## STORED DATA

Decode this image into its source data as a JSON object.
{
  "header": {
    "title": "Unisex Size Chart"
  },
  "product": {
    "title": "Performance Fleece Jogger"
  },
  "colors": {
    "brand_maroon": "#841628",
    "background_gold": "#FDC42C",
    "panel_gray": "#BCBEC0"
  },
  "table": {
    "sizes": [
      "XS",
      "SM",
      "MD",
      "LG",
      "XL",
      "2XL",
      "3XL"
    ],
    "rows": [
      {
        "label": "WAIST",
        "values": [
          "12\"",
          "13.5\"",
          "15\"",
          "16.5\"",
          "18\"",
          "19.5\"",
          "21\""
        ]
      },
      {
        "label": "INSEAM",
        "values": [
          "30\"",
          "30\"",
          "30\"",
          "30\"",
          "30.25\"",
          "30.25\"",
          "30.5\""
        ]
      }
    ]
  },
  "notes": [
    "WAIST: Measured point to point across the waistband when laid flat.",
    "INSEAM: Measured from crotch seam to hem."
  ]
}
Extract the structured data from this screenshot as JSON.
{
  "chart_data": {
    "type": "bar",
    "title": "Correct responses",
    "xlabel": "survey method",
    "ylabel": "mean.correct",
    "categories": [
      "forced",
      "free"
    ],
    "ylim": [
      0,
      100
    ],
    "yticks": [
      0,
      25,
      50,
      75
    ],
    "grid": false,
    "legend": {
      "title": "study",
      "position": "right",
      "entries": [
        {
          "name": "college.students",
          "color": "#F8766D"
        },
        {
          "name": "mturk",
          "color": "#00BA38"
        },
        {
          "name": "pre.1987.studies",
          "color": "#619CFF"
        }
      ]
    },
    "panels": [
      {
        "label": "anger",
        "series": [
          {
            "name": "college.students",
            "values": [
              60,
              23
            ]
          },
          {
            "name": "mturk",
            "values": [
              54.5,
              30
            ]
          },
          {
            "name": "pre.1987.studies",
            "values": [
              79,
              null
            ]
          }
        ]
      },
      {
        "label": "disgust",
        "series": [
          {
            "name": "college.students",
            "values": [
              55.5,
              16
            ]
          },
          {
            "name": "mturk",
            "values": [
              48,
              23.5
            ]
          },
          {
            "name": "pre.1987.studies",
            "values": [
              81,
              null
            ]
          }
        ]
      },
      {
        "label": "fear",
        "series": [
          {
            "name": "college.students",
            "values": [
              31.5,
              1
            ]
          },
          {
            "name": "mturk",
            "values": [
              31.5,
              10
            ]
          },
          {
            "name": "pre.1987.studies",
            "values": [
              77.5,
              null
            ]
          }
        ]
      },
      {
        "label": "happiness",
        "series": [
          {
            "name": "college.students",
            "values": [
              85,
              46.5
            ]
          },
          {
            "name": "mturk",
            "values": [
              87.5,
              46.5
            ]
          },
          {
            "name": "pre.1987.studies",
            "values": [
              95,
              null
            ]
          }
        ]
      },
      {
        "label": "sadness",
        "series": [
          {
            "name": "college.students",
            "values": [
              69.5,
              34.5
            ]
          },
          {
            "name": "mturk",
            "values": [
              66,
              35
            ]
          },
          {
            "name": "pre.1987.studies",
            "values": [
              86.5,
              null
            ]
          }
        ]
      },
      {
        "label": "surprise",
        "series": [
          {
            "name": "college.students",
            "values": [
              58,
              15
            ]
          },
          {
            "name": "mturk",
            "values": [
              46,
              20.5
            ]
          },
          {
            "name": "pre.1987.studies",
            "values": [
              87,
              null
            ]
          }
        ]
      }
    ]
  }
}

## STATED TASK
Which lines contain "JSON"? Copy each of them out.

## REPLY
Decode this image into its source data as a JSON object.
Extract the structured data from this screenshot as JSON.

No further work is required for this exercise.